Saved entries
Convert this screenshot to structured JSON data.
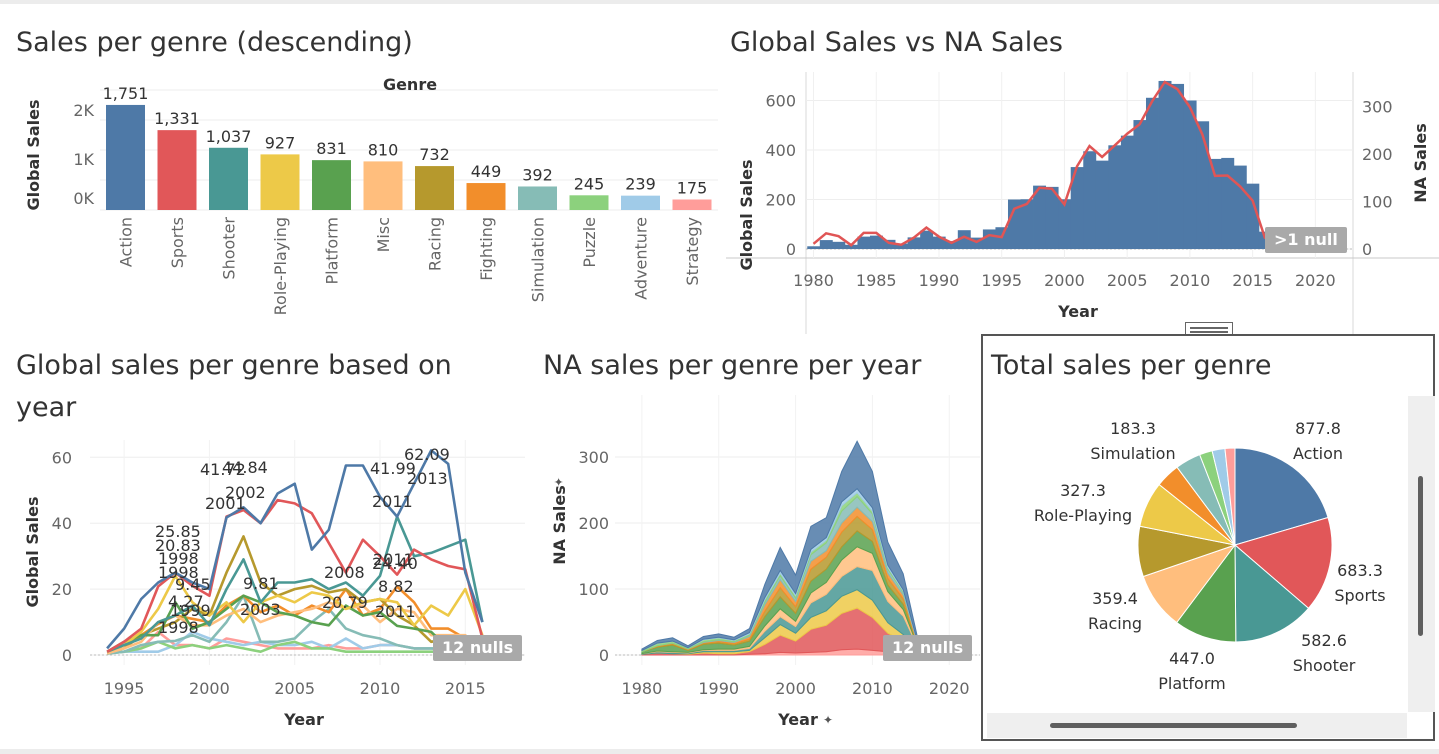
{
  "panels": {
    "bar": {
      "title": "Sales per genre (descending)",
      "header": "Genre",
      "ylabel": "Global Sales",
      "yticks": [
        "2K",
        "1K",
        "0K"
      ]
    },
    "global_na": {
      "title": "Global Sales vs NA Sales",
      "ylabel_left": "Global Sales",
      "ylabel_right": "NA Sales",
      "xlabel": "Year",
      "badge": ">1 null"
    },
    "lines": {
      "title_line1": "Global sales per genre based on",
      "title_line2": "year",
      "ylabel": "Global Sales",
      "xlabel": "Year",
      "badge": "12 nulls"
    },
    "area": {
      "title": "NA sales per genre per year",
      "ylabel": "NA Sales",
      "xlabel": "Year",
      "badge": "12 nulls"
    },
    "pie": {
      "title": "Total sales per genre"
    }
  },
  "colors": {
    "Action": "#4e79a7",
    "Sports": "#e15759",
    "Shooter": "#499894",
    "Role-Playing": "#edc948",
    "Platform": "#59a14f",
    "Misc": "#ffbe7d",
    "Racing": "#b6992d",
    "Fighting": "#f28e2b",
    "Simulation": "#86bcb6",
    "Puzzle": "#8cd17d",
    "Adventure": "#a0cbe8",
    "Strategy": "#ff9d9a",
    "na_line": "#e05555"
  },
  "chart_data": [
    {
      "type": "bar",
      "title": "Sales per genre (descending)",
      "xlabel": "Genre",
      "ylabel": "Global Sales",
      "categories": [
        "Action",
        "Sports",
        "Shooter",
        "Role-Playing",
        "Platform",
        "Misc",
        "Racing",
        "Fighting",
        "Simulation",
        "Puzzle",
        "Adventure",
        "Strategy"
      ],
      "values": [
        1751,
        1331,
        1037,
        927,
        831,
        810,
        732,
        449,
        392,
        245,
        239,
        175
      ],
      "labels": [
        "1,751",
        "1,331",
        "1,037",
        "927",
        "831",
        "810",
        "732",
        "449",
        "392",
        "245",
        "239",
        "175"
      ],
      "ylim": [
        0,
        2000
      ],
      "y_ticks": [
        "2K",
        "1K",
        "0K"
      ],
      "grid": true
    },
    {
      "type": "bar",
      "title": "Global Sales vs NA Sales",
      "xlabel": "Year",
      "ylabel": "Global Sales",
      "y2label": "NA Sales",
      "x": [
        1980,
        1981,
        1982,
        1983,
        1984,
        1985,
        1986,
        1987,
        1988,
        1989,
        1990,
        1991,
        1992,
        1993,
        1994,
        1995,
        1996,
        1997,
        1998,
        1999,
        2000,
        2001,
        2002,
        2003,
        2004,
        2005,
        2006,
        2007,
        2008,
        2009,
        2010,
        2011,
        2012,
        2013,
        2014,
        2015,
        2016
      ],
      "series": [
        {
          "name": "Global Sales",
          "values": [
            11,
            36,
            29,
            17,
            50,
            54,
            37,
            22,
            47,
            74,
            50,
            32,
            76,
            46,
            79,
            88,
            200,
            201,
            256,
            251,
            201,
            331,
            395,
            357,
            419,
            458,
            521,
            611,
            679,
            667,
            600,
            516,
            364,
            368,
            337,
            264,
            70
          ]
        },
        {
          "name": "NA Sales",
          "values": [
            11,
            33,
            27,
            8,
            34,
            34,
            13,
            9,
            24,
            45,
            26,
            13,
            26,
            15,
            29,
            25,
            85,
            95,
            129,
            127,
            94,
            174,
            217,
            194,
            218,
            243,
            263,
            312,
            352,
            337,
            299,
            241,
            154,
            155,
            132,
            102,
            22
          ]
        }
      ],
      "x_ticks": [
        1980,
        1985,
        1990,
        1995,
        2000,
        2005,
        2010,
        2015,
        2020
      ],
      "ylim": [
        0,
        700
      ],
      "y2lim": [
        0,
        370
      ],
      "y_ticks": [
        0,
        200,
        400,
        600
      ],
      "y2_ticks": [
        0,
        100,
        200,
        300
      ]
    },
    {
      "type": "line",
      "title": "Global sales per genre based on year",
      "xlabel": "Year",
      "ylabel": "Global Sales",
      "x": [
        1994,
        1995,
        1996,
        1997,
        1998,
        1999,
        2000,
        2001,
        2002,
        2003,
        2004,
        2005,
        2006,
        2007,
        2008,
        2009,
        2010,
        2011,
        2012,
        2013,
        2014,
        2015,
        2016
      ],
      "series": [
        {
          "name": "Action",
          "values": [
            2,
            8,
            17,
            22,
            25,
            22,
            20,
            41.72,
            44.84,
            40,
            49,
            52,
            32,
            38,
            57.5,
            57.5,
            48,
            41.99,
            52,
            62.09,
            58,
            25,
            10
          ]
        },
        {
          "name": "Sports",
          "values": [
            1,
            4,
            8,
            20.83,
            25,
            21,
            18,
            42,
            44,
            40,
            47,
            46,
            43,
            34,
            25,
            35,
            30,
            24.4,
            32,
            29,
            27,
            26,
            5
          ]
        },
        {
          "name": "Shooter",
          "values": [
            1,
            3,
            5,
            10,
            12,
            15,
            9,
            20,
            29,
            16,
            22,
            22,
            23,
            20,
            22,
            18,
            24,
            42,
            30,
            31,
            33,
            35,
            10
          ]
        },
        {
          "name": "Role-Playing",
          "values": [
            1,
            3,
            7,
            14,
            24,
            16,
            12,
            16,
            10,
            16,
            18,
            16,
            19,
            18,
            14,
            16,
            17,
            16,
            9,
            15,
            12,
            20,
            6
          ]
        },
        {
          "name": "Platform",
          "values": [
            1,
            4,
            6,
            6,
            16,
            8,
            10,
            14,
            18,
            16,
            13,
            12,
            10,
            9,
            15,
            12,
            13,
            8.82,
            8,
            7,
            2,
            2,
            1
          ]
        },
        {
          "name": "Misc",
          "values": [
            0.5,
            2,
            4,
            10,
            12,
            9,
            9,
            12,
            14,
            10,
            12,
            13,
            14,
            16,
            14,
            15,
            10,
            14,
            13,
            6,
            6,
            6,
            1
          ]
        },
        {
          "name": "Racing",
          "values": [
            1,
            2,
            6,
            8,
            10,
            14,
            12,
            25,
            36,
            22,
            18,
            20,
            21,
            19,
            20,
            16,
            17,
            12,
            9,
            4,
            5,
            4,
            1
          ]
        },
        {
          "name": "Fighting",
          "values": [
            1,
            3,
            6,
            9.45,
            12,
            11,
            10,
            15,
            18,
            13,
            15,
            12,
            15,
            13,
            20,
            12,
            14,
            20.79,
            16,
            8,
            8,
            5,
            1
          ]
        },
        {
          "name": "Simulation",
          "values": [
            0.5,
            1,
            3,
            4,
            4.27,
            6,
            4,
            10,
            18,
            4,
            4,
            5,
            10,
            14,
            8,
            6,
            5,
            3,
            2,
            2,
            2,
            2,
            0.5
          ]
        },
        {
          "name": "Puzzle",
          "values": [
            0.5,
            1,
            2,
            4,
            2,
            3,
            2,
            3,
            2,
            1,
            3,
            4,
            2,
            2,
            1,
            1,
            1,
            1,
            1,
            1,
            1,
            0.5,
            0.2
          ]
        },
        {
          "name": "Adventure",
          "values": [
            0.5,
            1,
            1,
            1,
            3,
            7,
            5,
            4,
            3,
            4,
            3,
            3,
            4,
            2,
            5,
            2,
            3,
            3,
            2,
            2,
            2,
            1,
            0.5
          ]
        },
        {
          "name": "Strategy",
          "values": [
            0.5,
            1,
            2,
            7,
            3,
            3,
            2,
            5,
            4,
            3,
            2,
            2,
            2,
            3,
            2,
            2,
            3,
            3,
            2,
            2,
            1,
            1,
            0.3
          ]
        }
      ],
      "annotations": [
        "62.09",
        "2013",
        "44.84",
        "41.72",
        "2002",
        "2001",
        "41.99",
        "2011",
        "25.85",
        "20.83",
        "1998",
        "1998",
        "9.45",
        "4.27",
        "1999",
        "1998",
        "9.81",
        "2003",
        "20.79",
        "2008",
        "24.40",
        "2011",
        "8.82",
        "2011"
      ],
      "x_ticks": [
        1995,
        2000,
        2005,
        2010,
        2015
      ],
      "ylim": [
        0,
        65
      ],
      "y_ticks": [
        0,
        20,
        40,
        60
      ]
    },
    {
      "type": "area",
      "title": "NA sales per genre per year",
      "xlabel": "Year",
      "ylabel": "NA Sales",
      "x": [
        1980,
        1982,
        1984,
        1986,
        1988,
        1990,
        1992,
        1994,
        1996,
        1998,
        2000,
        2002,
        2004,
        2006,
        2008,
        2010,
        2012,
        2014,
        2016
      ],
      "series": [
        {
          "name": "Strategy",
          "values": [
            0,
            0,
            0,
            0,
            0,
            0,
            0,
            1,
            2,
            4,
            3,
            4,
            5,
            8,
            9,
            7,
            5,
            3,
            0
          ]
        },
        {
          "name": "Sports",
          "values": [
            1,
            3,
            2,
            1,
            3,
            2,
            2,
            4,
            14,
            26,
            18,
            35,
            40,
            55,
            62,
            50,
            28,
            18,
            3
          ]
        },
        {
          "name": "Role-Playing",
          "values": [
            0,
            0,
            0,
            1,
            2,
            3,
            3,
            2,
            10,
            16,
            12,
            18,
            22,
            26,
            28,
            26,
            16,
            10,
            2
          ]
        },
        {
          "name": "Shooter",
          "values": [
            1,
            2,
            2,
            1,
            2,
            2,
            2,
            3,
            10,
            12,
            10,
            22,
            25,
            30,
            35,
            45,
            32,
            28,
            4
          ]
        },
        {
          "name": "Misc",
          "values": [
            0,
            1,
            1,
            1,
            1,
            2,
            2,
            3,
            8,
            12,
            8,
            15,
            18,
            25,
            30,
            26,
            15,
            10,
            1
          ]
        },
        {
          "name": "Platform",
          "values": [
            3,
            6,
            10,
            3,
            8,
            9,
            6,
            8,
            14,
            18,
            12,
            18,
            20,
            20,
            24,
            18,
            10,
            8,
            1
          ]
        },
        {
          "name": "Racing",
          "values": [
            0,
            1,
            2,
            1,
            2,
            2,
            2,
            3,
            8,
            14,
            10,
            18,
            18,
            22,
            22,
            18,
            10,
            8,
            1
          ]
        },
        {
          "name": "Fighting",
          "values": [
            0,
            1,
            1,
            1,
            1,
            2,
            2,
            4,
            10,
            12,
            8,
            12,
            10,
            14,
            14,
            12,
            8,
            6,
            1
          ]
        },
        {
          "name": "Simulation",
          "values": [
            0,
            0,
            0,
            0,
            1,
            1,
            1,
            2,
            4,
            6,
            5,
            10,
            12,
            18,
            16,
            12,
            6,
            4,
            1
          ]
        },
        {
          "name": "Puzzle",
          "values": [
            2,
            4,
            3,
            2,
            3,
            3,
            2,
            2,
            4,
            4,
            4,
            4,
            4,
            8,
            6,
            4,
            3,
            2,
            0
          ]
        },
        {
          "name": "Adventure",
          "values": [
            0,
            0,
            0,
            0,
            1,
            1,
            1,
            2,
            3,
            4,
            3,
            4,
            4,
            6,
            6,
            5,
            3,
            2,
            1
          ]
        },
        {
          "name": "Action",
          "values": [
            2,
            4,
            5,
            3,
            4,
            5,
            4,
            6,
            20,
            35,
            28,
            35,
            30,
            46,
            72,
            55,
            35,
            24,
            5
          ]
        }
      ],
      "x_ticks": [
        1980,
        1990,
        2000,
        2010,
        2020
      ],
      "ylim": [
        0,
        350
      ],
      "y_ticks": [
        0,
        100,
        200,
        300
      ]
    },
    {
      "type": "pie",
      "title": "Total sales per genre",
      "categories": [
        "Action",
        "Sports",
        "Shooter",
        "Platform",
        "Misc",
        "Racing",
        "Role-Playing",
        "Fighting",
        "Simulation",
        "Puzzle",
        "Adventure",
        "Strategy"
      ],
      "values": [
        877.8,
        683.3,
        582.6,
        447.0,
        407.0,
        359.4,
        327.3,
        176.0,
        183.3,
        92.0,
        92.0,
        71.0
      ],
      "labels": {
        "Action": "877.8",
        "Sports": "683.3",
        "Shooter": "582.6",
        "Platform": "447.0",
        "Racing": "359.4",
        "Role-Playing": "327.3",
        "Simulation": "183.3"
      }
    }
  ]
}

THE EXERCISE — Among the lines of the records above, count those holding the string "Total", and report only the number.

EXERCISE ANSWER — 2